*** Exercise material ***

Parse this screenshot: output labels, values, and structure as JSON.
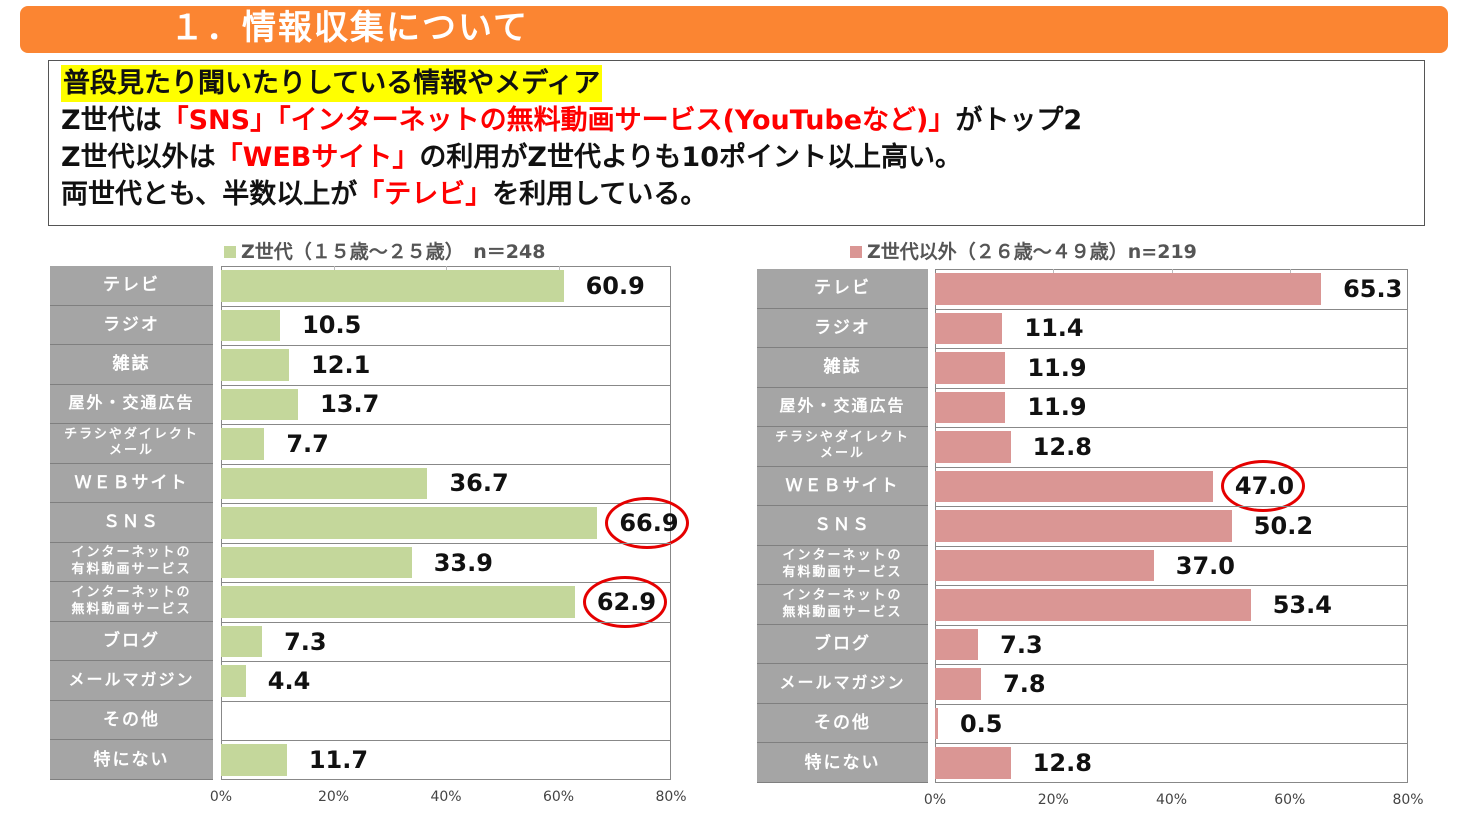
{
  "header": {
    "title": "１．情報収集について"
  },
  "summary": {
    "heading": "普段見たり聞いたりしている情報やメディア",
    "line1": [
      "Z世代は",
      "「SNS」「インターネットの無料動画サービス(YouTubeなど)」",
      "がトップ2"
    ],
    "line2": [
      "Z世代以外は",
      "「WEBサイト」",
      "の利用がZ世代よりも10ポイント以上高い。"
    ],
    "line3": [
      "両世代とも、半数以上が",
      "「テレビ」",
      "を利用している。"
    ]
  },
  "chart_data": [
    {
      "type": "bar",
      "orientation": "horizontal",
      "legend": "Z世代（１５歳～２５歳）　n＝248",
      "color": "#c4d79b",
      "categories": [
        "テレビ",
        "ラジオ",
        "雑誌",
        "屋外・交通広告",
        "チラシやダイレクトメール",
        "ＷＥＢサイト",
        "ＳＮＳ",
        "インターネットの有料動画サービス",
        "インターネットの無料動画サービス",
        "ブログ",
        "メールマガジン",
        "その他",
        "特にない"
      ],
      "values": [
        60.9,
        10.5,
        12.1,
        13.7,
        7.7,
        36.7,
        66.9,
        33.9,
        62.9,
        7.3,
        4.4,
        null,
        11.7
      ],
      "xlim": [
        0,
        80
      ],
      "ticks": [
        "0%",
        "20%",
        "40%",
        "60%",
        "80%"
      ],
      "highlighted": [
        "ＳＮＳ",
        "インターネットの無料動画サービス"
      ]
    },
    {
      "type": "bar",
      "orientation": "horizontal",
      "legend": "Z世代以外（２６歳～４９歳）n=219",
      "color": "#da9694",
      "categories": [
        "テレビ",
        "ラジオ",
        "雑誌",
        "屋外・交通広告",
        "チラシやダイレクトメール",
        "ＷＥＢサイト",
        "ＳＮＳ",
        "インターネットの有料動画サービス",
        "インターネットの無料動画サービス",
        "ブログ",
        "メールマガジン",
        "その他",
        "特にない"
      ],
      "values": [
        65.3,
        11.4,
        11.9,
        11.9,
        12.8,
        47.0,
        50.2,
        37.0,
        53.4,
        7.3,
        7.8,
        0.5,
        12.8
      ],
      "xlim": [
        0,
        80
      ],
      "ticks": [
        "0%",
        "20%",
        "40%",
        "60%",
        "80%"
      ],
      "highlighted": [
        "ＷＥＢサイト"
      ]
    }
  ],
  "label_display": {
    "チラシやダイレクトメール": [
      "チラシやダイレクト",
      "メール"
    ],
    "インターネットの有料動画サービス": [
      "インターネットの",
      "有料動画サービス"
    ],
    "インターネットの無料動画サービス": [
      "インターネットの",
      "無料動画サービス"
    ]
  }
}
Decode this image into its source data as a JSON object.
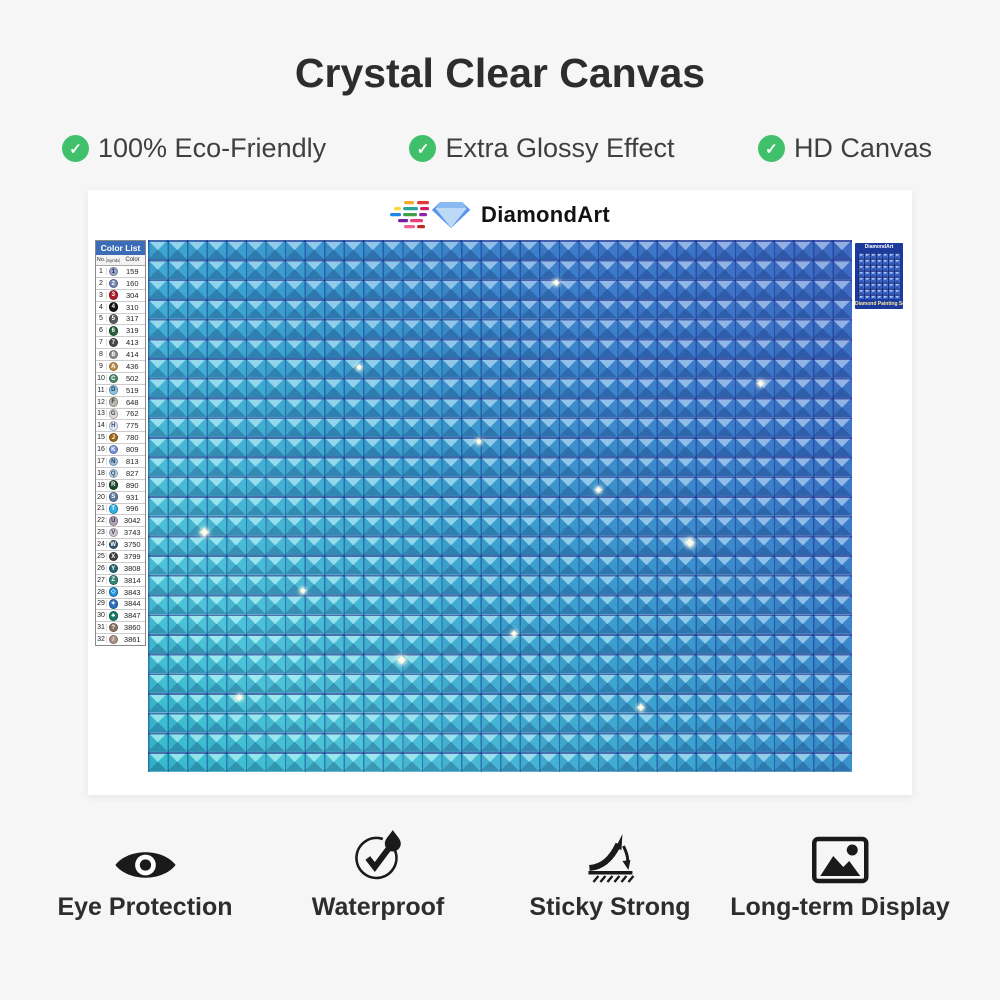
{
  "title": "Crystal Clear Canvas",
  "features": [
    {
      "label": "100% Eco-Friendly"
    },
    {
      "label": "Extra Glossy Effect"
    },
    {
      "label": "HD Canvas"
    }
  ],
  "brand": {
    "name": "DiamondArt"
  },
  "color_list": {
    "title": "Color List",
    "columns": {
      "no": "No.",
      "symbol": "Symbol",
      "color": "Color"
    },
    "rows": [
      {
        "no": "1",
        "symbol": "1",
        "code": "159",
        "color": "#96a4cc",
        "fg": "#26324e"
      },
      {
        "no": "2",
        "symbol": "2",
        "code": "160",
        "color": "#7283b4",
        "fg": "#ffffff"
      },
      {
        "no": "3",
        "symbol": "3",
        "code": "304",
        "color": "#b01e2e",
        "fg": "#ffffff"
      },
      {
        "no": "4",
        "symbol": "4",
        "code": "310",
        "color": "#141414",
        "fg": "#ffffff"
      },
      {
        "no": "5",
        "symbol": "5",
        "code": "317",
        "color": "#5c5c60",
        "fg": "#ffffff"
      },
      {
        "no": "6",
        "symbol": "6",
        "code": "319",
        "color": "#27603a",
        "fg": "#ffffff"
      },
      {
        "no": "7",
        "symbol": "7",
        "code": "413",
        "color": "#49494d",
        "fg": "#ffffff"
      },
      {
        "no": "8",
        "symbol": "8",
        "code": "414",
        "color": "#8f9094",
        "fg": "#ffffff"
      },
      {
        "no": "9",
        "symbol": "A",
        "code": "436",
        "color": "#c38f4a",
        "fg": "#ffffff"
      },
      {
        "no": "10",
        "symbol": "C",
        "code": "502",
        "color": "#4b8a6a",
        "fg": "#ffffff"
      },
      {
        "no": "11",
        "symbol": "D",
        "code": "519",
        "color": "#8ec4e4",
        "fg": "#1d3a52"
      },
      {
        "no": "12",
        "symbol": "F",
        "code": "648",
        "color": "#b9b9ae",
        "fg": "#333333"
      },
      {
        "no": "13",
        "symbol": "G",
        "code": "762",
        "color": "#dcdcdc",
        "fg": "#444444"
      },
      {
        "no": "14",
        "symbol": "H",
        "code": "775",
        "color": "#dce8f4",
        "fg": "#3a4a66"
      },
      {
        "no": "15",
        "symbol": "J",
        "code": "780",
        "color": "#a06a14",
        "fg": "#ffffff"
      },
      {
        "no": "16",
        "symbol": "K",
        "code": "809",
        "color": "#7592d8",
        "fg": "#ffffff"
      },
      {
        "no": "17",
        "symbol": "N",
        "code": "813",
        "color": "#9ec0e2",
        "fg": "#1d3a52"
      },
      {
        "no": "18",
        "symbol": "Q",
        "code": "827",
        "color": "#bcd8ee",
        "fg": "#2a4a66"
      },
      {
        "no": "19",
        "symbol": "R",
        "code": "890",
        "color": "#1c4a2c",
        "fg": "#ffffff"
      },
      {
        "no": "20",
        "symbol": "S",
        "code": "931",
        "color": "#5e7ca0",
        "fg": "#ffffff"
      },
      {
        "no": "21",
        "symbol": "T",
        "code": "996",
        "color": "#2fb0e8",
        "fg": "#ffffff"
      },
      {
        "no": "22",
        "symbol": "U",
        "code": "3042",
        "color": "#b3a3b8",
        "fg": "#3e3344"
      },
      {
        "no": "23",
        "symbol": "V",
        "code": "3743",
        "color": "#cfc5d8",
        "fg": "#444444"
      },
      {
        "no": "24",
        "symbol": "W",
        "code": "3750",
        "color": "#35576e",
        "fg": "#ffffff"
      },
      {
        "no": "25",
        "symbol": "X",
        "code": "3799",
        "color": "#404046",
        "fg": "#ffffff"
      },
      {
        "no": "26",
        "symbol": "Y",
        "code": "3808",
        "color": "#23646e",
        "fg": "#ffffff"
      },
      {
        "no": "27",
        "symbol": "Z",
        "code": "3814",
        "color": "#2f8577",
        "fg": "#ffffff"
      },
      {
        "no": "28",
        "symbol": "◇",
        "code": "3843",
        "color": "#1e90d8",
        "fg": "#ffffff"
      },
      {
        "no": "29",
        "symbol": "✦",
        "code": "3844",
        "color": "#2f6fc0",
        "fg": "#ffffff"
      },
      {
        "no": "30",
        "symbol": "♣",
        "code": "3847",
        "color": "#157a6a",
        "fg": "#ffffff"
      },
      {
        "no": "31",
        "symbol": "?",
        "code": "3860",
        "color": "#8d7265",
        "fg": "#ffffff"
      },
      {
        "no": "32",
        "symbol": "/",
        "code": "3861",
        "color": "#ab9184",
        "fg": "#ffffff"
      }
    ]
  },
  "package_thumb": {
    "brand": "DiamondArt",
    "label": "Diamond Painting Set"
  },
  "benefits": [
    {
      "label": "Eye Protection"
    },
    {
      "label": "Waterproof"
    },
    {
      "label": "Sticky Strong"
    },
    {
      "label": "Long-term Display"
    }
  ],
  "colors": {
    "accent_green": "#41c06c",
    "canvas_gradient_bottom_left": "#38ccd8",
    "canvas_gradient_top_right": "#4472ce",
    "canvas_grid_line": "#0a1a7a",
    "color_list_header_bg": "#3a6cb8",
    "package_bg": "#1b3a9c",
    "text_dark": "#2d2d2d"
  }
}
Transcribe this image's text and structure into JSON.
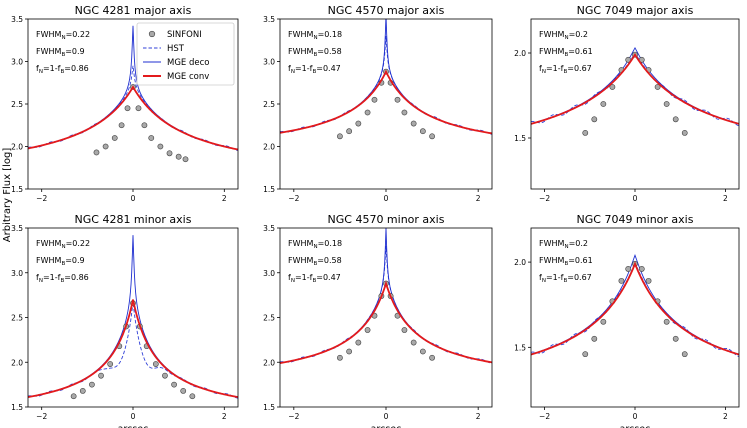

***

Gather each line in the data that holds the string "legend".

      "legend": "Z世代（１５歳～２５歳）　n＝248",
      "legend": "Z世代以外（２６歳～４９歳）n=219",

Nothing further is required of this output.